Data provided:
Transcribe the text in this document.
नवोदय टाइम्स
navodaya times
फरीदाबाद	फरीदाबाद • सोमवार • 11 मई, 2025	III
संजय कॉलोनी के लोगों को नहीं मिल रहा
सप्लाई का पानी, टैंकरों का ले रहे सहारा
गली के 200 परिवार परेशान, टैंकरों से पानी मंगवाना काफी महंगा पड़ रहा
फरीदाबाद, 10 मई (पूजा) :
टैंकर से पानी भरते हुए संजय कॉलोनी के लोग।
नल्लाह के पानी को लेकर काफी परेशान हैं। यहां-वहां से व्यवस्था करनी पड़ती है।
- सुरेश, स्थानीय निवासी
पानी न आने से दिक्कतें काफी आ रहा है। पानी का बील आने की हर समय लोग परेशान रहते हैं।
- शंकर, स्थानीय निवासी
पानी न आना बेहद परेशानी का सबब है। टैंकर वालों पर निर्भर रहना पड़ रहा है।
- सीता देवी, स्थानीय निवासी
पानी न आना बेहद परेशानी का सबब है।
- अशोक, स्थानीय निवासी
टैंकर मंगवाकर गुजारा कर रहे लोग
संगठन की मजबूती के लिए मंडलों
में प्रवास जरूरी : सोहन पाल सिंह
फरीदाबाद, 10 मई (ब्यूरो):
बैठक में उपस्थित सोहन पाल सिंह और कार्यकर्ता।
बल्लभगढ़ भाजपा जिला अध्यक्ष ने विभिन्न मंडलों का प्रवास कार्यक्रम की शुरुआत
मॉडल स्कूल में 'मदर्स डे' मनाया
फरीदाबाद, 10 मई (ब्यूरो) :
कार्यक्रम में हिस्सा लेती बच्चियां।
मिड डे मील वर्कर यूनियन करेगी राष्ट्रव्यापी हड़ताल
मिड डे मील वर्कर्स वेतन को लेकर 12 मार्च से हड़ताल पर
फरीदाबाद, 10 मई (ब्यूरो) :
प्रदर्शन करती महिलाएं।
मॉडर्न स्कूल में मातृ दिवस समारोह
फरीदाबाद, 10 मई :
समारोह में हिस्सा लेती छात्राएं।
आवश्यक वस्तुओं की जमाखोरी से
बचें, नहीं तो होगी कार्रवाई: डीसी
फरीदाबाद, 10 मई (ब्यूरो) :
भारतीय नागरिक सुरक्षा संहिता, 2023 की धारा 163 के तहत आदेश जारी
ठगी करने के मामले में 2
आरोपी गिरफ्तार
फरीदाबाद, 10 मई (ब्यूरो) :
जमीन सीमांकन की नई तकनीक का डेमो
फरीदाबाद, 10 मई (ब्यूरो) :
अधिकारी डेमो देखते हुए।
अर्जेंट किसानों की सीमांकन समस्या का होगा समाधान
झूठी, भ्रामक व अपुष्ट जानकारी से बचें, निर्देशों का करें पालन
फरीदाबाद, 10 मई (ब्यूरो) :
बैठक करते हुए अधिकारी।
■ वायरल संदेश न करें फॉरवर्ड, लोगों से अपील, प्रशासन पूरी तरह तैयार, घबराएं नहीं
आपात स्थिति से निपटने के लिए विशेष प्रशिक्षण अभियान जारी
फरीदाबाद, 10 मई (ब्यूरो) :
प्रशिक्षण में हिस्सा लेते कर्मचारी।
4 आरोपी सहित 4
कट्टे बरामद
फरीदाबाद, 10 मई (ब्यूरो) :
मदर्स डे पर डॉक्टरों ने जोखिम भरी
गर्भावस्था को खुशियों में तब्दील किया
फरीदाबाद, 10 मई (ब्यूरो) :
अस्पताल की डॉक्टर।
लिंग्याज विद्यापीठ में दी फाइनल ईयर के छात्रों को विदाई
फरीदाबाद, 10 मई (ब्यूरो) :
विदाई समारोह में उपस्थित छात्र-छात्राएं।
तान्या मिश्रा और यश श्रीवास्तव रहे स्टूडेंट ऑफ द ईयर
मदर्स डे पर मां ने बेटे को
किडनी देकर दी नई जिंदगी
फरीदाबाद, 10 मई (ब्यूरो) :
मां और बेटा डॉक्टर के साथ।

Directions for this task: Using the data above, print every record exactly as shown.

Exercise response:
Transcribe the text in this document.
नवोदय टाइम्स
navodaya times
फरीदाबाद	फरीदाबाद • सोमवार • 11 मई, 2025	III
संजय कॉलोनी के लोगों को नहीं मिल रहा
सप्लाई का पानी, टैंकरों का ले रहे सहारा
गली के 200 परिवार परेशान, टैंकरों से पानी मंगवाना काफी महंगा पड़ रहा
फरीदाबाद, 10 मई (पूजा) :
टैंकर से पानी भरते हुए संजय कॉलोनी के लोग।
नल्लाह के पानी को लेकर काफी परेशान हैं। यहां-वहां से व्यवस्था करनी पड़ती है।
- सुरेश, स्थानीय निवासी
पानी न आने से दिक्कतें काफी आ रहा है। पानी का बील आने की हर समय लोग परेशान रहते हैं।
- शंकर, स्थानीय निवासी
पानी न आना बेहद परेशानी का सबब है। टैंकर वालों पर निर्भर रहना पड़ रहा है।
- सीता देवी, स्थानीय निवासी
पानी न आना बेहद परेशानी का सबब है।
- अशोक, स्थानीय निवासी
टैंकर मंगवाकर गुजारा कर रहे लोग
संगठन की मजबूती के लिए मंडलों
में प्रवास जरूरी : सोहन पाल सिंह
फरीदाबाद, 10 मई (ब्यूरो):
बैठक में उपस्थित सोहन पाल सिंह और कार्यकर्ता।
बल्लभगढ़ भाजपा जिला अध्यक्ष ने विभिन्न मंडलों का प्रवास कार्यक्रम की शुरुआत
मॉडल स्कूल में 'मदर्स डे' मनाया
फरीदाबाद, 10 मई (ब्यूरो) :
कार्यक्रम में हिस्सा लेती बच्चियां।
मिड डे मील वर्कर यूनियन करेगी राष्ट्रव्यापी हड़ताल
मिड डे मील वर्कर्स वेतन को लेकर 12 मार्च से हड़ताल पर
फरीदाबाद, 10 मई (ब्यूरो) :
प्रदर्शन करती महिलाएं।
मॉडर्न स्कूल में मातृ दिवस समारोह
फरीदाबाद, 10 मई :
समारोह में हिस्सा लेती छात्राएं।
आवश्यक वस्तुओं की जमाखोरी से
बचें, नहीं तो होगी कार्रवाई: डीसी
फरीदाबाद, 10 मई (ब्यूरो) :
भारतीय नागरिक सुरक्षा संहिता, 2023 की धारा 163 के तहत आदेश जारी
ठगी करने के मामले में 2
आरोपी गिरफ्तार
फरीदाबाद, 10 मई (ब्यूरो) :
जमीन सीमांकन की नई तकनीक का डेमो
फरीदाबाद, 10 मई (ब्यूरो) :
अधिकारी डेमो देखते हुए।
अर्जेंट किसानों की सीमांकन समस्या का होगा समाधान
झूठी, भ्रामक व अपुष्ट जानकारी से बचें, निर्देशों का करें पालन
फरीदाबाद, 10 मई (ब्यूरो) :
बैठक करते हुए अधिकारी।
■ वायरल संदेश न करें फॉरवर्ड, लोगों से अपील, प्रशासन पूरी तरह तैयार, घबराएं नहीं
आपात स्थिति से निपटने के लिए विशेष प्रशिक्षण अभियान जारी
फरीदाबाद, 10 मई (ब्यूरो) :
प्रशिक्षण में हिस्सा लेते कर्मचारी।
4 आरोपी सहित 4
कट्टे बरामद
फरीदाबाद, 10 मई (ब्यूरो) :
मदर्स डे पर डॉक्टरों ने जोखिम भरी
गर्भावस्था को खुशियों में तब्दील किया
फरीदाबाद, 10 मई (ब्यूरो) :
अस्पताल की डॉक्टर।
लिंग्याज विद्यापीठ में दी फाइनल ईयर के छात्रों को विदाई
फरीदाबाद, 10 मई (ब्यूरो) :
विदाई समारोह में उपस्थित छात्र-छात्राएं।
तान्या मिश्रा और यश श्रीवास्तव रहे स्टूडेंट ऑफ द ईयर
मदर्स डे पर मां ने बेटे को
किडनी देकर दी नई जिंदगी
फरीदाबाद, 10 मई (ब्यूरो) :
मां और बेटा डॉक्टर के साथ।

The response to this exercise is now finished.